**Your instructions:** Show all lines of the listing that hold the word "ecards".

**Recorded data:**
[start]

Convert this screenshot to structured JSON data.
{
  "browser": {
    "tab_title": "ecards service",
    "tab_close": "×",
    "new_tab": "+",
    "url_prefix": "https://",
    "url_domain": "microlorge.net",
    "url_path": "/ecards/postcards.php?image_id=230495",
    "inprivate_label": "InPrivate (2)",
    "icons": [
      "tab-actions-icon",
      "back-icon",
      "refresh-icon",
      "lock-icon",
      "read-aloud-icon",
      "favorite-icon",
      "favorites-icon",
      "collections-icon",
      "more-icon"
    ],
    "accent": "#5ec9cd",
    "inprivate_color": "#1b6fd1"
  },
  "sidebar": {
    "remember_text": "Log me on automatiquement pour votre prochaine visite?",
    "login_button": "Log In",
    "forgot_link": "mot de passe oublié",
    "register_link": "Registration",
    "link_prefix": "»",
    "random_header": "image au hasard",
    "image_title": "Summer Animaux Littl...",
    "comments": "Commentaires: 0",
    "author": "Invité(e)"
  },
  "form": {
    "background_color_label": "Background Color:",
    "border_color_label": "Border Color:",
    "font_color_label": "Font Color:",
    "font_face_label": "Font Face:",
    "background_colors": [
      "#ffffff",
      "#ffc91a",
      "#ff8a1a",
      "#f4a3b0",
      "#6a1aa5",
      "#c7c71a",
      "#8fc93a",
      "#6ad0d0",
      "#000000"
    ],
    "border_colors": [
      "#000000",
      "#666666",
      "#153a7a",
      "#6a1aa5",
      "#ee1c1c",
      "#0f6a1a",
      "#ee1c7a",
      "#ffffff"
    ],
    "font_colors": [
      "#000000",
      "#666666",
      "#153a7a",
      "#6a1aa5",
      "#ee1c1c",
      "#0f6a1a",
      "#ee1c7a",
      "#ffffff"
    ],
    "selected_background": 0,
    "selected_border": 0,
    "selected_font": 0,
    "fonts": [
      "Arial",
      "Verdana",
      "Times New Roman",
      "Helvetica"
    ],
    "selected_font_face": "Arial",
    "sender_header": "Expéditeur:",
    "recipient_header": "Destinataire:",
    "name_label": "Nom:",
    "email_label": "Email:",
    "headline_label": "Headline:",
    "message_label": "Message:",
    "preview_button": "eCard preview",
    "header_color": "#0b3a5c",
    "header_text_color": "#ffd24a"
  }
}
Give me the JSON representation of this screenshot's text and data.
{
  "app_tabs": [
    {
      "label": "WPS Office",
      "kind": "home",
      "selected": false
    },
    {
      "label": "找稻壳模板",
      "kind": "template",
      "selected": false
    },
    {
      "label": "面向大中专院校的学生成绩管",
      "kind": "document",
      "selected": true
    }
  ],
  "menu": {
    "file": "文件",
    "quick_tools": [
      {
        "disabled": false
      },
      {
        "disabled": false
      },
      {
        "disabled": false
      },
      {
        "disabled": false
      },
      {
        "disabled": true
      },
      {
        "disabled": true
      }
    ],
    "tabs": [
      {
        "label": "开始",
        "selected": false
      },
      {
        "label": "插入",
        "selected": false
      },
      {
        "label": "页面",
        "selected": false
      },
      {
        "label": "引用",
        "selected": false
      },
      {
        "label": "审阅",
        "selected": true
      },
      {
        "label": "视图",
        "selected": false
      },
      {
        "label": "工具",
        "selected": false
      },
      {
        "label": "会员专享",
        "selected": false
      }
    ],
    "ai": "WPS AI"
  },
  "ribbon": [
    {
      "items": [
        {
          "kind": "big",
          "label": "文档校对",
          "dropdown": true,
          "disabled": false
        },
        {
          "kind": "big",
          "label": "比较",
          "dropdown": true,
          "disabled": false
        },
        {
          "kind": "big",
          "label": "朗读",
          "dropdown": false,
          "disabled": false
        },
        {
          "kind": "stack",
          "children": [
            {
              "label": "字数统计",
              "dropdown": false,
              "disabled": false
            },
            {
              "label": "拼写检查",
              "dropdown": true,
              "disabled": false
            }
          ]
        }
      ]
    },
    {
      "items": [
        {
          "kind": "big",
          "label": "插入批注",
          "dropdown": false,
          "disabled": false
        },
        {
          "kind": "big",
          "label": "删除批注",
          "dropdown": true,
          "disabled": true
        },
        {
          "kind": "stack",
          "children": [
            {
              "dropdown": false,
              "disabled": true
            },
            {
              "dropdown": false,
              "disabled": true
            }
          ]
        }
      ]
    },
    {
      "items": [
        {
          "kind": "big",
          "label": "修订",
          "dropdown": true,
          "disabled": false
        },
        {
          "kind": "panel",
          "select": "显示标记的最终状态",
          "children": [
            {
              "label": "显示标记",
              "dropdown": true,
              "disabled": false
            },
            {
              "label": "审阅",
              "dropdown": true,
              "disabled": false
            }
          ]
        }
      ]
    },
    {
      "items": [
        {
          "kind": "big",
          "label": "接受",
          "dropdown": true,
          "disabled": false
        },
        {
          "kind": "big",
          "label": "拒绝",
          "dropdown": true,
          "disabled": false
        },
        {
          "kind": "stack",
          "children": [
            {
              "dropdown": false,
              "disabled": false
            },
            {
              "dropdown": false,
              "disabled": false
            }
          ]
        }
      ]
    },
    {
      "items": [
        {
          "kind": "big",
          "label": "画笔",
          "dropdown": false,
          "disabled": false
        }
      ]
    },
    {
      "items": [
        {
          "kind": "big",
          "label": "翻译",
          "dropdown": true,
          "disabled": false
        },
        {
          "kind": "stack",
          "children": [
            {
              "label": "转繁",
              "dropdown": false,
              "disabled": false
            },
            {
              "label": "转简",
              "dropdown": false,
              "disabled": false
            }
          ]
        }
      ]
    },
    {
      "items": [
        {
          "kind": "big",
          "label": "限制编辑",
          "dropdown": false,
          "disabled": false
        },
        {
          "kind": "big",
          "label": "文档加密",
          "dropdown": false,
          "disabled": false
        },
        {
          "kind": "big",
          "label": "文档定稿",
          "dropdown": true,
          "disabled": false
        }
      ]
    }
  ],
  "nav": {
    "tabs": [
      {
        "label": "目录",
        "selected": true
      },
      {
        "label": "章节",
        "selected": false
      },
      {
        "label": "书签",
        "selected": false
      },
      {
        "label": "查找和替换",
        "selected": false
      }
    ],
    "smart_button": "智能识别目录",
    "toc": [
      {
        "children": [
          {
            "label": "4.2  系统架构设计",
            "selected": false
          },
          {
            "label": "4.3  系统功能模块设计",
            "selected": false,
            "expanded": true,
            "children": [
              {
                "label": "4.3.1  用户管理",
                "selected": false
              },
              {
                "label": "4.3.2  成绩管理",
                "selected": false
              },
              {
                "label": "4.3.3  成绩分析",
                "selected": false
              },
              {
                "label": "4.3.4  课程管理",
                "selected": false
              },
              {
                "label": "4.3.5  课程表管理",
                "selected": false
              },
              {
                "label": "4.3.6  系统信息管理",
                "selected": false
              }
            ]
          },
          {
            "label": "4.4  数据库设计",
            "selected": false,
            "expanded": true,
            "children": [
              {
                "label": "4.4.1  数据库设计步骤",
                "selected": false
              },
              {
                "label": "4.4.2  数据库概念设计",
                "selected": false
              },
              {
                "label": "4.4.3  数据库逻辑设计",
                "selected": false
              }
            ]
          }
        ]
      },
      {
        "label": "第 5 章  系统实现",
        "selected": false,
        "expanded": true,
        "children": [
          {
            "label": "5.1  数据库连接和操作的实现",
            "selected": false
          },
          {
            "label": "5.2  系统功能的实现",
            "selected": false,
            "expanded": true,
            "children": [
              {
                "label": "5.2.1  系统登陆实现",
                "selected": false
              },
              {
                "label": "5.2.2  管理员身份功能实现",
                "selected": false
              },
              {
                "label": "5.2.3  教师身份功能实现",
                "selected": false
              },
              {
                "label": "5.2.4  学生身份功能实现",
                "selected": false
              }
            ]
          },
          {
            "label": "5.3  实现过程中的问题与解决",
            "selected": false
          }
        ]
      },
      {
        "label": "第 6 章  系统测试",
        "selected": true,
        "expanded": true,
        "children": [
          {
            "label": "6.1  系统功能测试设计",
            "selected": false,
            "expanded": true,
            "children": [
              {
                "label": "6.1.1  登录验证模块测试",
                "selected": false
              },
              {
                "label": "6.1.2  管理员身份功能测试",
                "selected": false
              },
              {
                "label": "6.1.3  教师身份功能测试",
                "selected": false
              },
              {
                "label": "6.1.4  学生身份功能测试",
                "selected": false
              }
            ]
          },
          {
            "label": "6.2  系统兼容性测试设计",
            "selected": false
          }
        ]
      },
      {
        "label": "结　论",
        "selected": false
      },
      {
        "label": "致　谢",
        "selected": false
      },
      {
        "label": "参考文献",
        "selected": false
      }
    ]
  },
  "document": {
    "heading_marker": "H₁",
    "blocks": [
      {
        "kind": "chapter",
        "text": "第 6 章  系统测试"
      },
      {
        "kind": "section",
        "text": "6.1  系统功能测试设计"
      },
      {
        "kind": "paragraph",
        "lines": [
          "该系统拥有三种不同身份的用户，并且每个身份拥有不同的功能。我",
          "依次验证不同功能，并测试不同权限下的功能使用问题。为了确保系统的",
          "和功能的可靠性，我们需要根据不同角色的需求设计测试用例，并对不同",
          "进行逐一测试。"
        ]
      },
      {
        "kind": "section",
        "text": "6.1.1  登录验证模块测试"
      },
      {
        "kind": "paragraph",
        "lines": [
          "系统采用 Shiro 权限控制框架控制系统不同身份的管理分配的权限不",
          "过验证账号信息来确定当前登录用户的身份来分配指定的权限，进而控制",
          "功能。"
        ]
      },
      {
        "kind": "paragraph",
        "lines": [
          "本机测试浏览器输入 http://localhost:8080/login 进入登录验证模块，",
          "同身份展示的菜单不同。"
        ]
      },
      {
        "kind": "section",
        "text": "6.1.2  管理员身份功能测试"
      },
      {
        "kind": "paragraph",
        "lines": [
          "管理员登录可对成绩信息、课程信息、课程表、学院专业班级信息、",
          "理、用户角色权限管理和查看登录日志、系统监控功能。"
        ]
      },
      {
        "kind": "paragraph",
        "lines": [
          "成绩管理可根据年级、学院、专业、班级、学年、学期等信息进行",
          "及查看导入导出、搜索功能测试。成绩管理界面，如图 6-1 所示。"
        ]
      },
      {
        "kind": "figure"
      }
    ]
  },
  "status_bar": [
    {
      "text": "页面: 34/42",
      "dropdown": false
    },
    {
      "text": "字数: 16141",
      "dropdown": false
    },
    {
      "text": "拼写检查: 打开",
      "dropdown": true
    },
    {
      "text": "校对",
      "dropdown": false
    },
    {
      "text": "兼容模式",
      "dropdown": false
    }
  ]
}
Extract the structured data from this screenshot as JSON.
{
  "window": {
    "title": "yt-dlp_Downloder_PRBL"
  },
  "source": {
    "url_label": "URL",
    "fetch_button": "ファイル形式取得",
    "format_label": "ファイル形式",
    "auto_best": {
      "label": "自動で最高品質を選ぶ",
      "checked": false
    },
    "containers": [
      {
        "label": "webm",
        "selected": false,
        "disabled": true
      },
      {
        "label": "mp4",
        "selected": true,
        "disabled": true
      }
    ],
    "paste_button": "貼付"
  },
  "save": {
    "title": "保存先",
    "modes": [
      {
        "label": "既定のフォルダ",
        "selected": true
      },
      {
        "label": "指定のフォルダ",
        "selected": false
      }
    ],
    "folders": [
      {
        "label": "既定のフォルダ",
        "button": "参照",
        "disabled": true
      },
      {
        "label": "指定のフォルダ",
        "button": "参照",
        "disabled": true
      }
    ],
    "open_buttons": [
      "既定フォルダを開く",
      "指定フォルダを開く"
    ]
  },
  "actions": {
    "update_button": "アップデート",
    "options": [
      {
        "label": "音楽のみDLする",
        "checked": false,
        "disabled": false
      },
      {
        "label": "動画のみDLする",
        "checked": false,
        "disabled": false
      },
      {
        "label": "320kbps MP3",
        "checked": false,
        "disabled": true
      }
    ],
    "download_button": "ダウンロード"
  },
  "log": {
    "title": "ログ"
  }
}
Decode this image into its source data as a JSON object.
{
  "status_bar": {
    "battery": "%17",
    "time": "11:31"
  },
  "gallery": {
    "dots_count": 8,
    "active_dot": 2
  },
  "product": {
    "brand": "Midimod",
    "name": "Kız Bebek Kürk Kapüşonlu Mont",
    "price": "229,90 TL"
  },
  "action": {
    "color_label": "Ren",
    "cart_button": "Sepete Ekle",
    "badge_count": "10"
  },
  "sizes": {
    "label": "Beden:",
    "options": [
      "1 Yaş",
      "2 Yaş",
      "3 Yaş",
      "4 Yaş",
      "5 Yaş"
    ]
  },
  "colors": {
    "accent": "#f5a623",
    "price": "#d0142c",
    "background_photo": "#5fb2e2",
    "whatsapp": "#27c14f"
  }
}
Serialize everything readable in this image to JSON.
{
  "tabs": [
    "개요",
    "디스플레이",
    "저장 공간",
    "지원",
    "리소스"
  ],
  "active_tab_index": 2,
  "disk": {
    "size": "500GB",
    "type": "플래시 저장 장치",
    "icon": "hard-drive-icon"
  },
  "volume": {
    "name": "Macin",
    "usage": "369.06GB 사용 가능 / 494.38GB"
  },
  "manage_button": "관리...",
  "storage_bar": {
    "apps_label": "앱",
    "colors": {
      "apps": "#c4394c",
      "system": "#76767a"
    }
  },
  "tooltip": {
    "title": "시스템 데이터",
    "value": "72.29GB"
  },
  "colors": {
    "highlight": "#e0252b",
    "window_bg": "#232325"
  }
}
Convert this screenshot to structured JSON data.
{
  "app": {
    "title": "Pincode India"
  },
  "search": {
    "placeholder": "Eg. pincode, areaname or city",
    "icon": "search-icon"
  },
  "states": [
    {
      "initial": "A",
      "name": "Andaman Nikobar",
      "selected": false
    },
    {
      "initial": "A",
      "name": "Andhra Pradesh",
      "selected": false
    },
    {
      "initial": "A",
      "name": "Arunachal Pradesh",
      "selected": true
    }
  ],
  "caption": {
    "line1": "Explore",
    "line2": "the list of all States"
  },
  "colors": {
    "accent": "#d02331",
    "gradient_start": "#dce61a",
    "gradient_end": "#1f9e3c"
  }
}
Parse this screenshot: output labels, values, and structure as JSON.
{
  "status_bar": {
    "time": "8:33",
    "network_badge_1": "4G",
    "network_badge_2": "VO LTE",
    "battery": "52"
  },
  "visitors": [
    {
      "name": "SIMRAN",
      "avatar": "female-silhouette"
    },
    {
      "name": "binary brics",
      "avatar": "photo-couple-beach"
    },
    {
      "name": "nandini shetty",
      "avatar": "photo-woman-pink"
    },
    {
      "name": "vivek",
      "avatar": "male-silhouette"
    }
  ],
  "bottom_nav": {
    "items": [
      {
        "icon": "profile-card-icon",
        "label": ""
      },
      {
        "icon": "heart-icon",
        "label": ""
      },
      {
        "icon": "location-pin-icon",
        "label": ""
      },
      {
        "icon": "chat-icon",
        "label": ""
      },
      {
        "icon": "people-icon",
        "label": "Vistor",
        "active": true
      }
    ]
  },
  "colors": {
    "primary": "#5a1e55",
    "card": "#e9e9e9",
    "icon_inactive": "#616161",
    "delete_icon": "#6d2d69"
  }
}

[end]

**Answer to the task:**
    "tab_title": "ecards service",
    "url_path": "/ecards/postcards.php?image_id=230495",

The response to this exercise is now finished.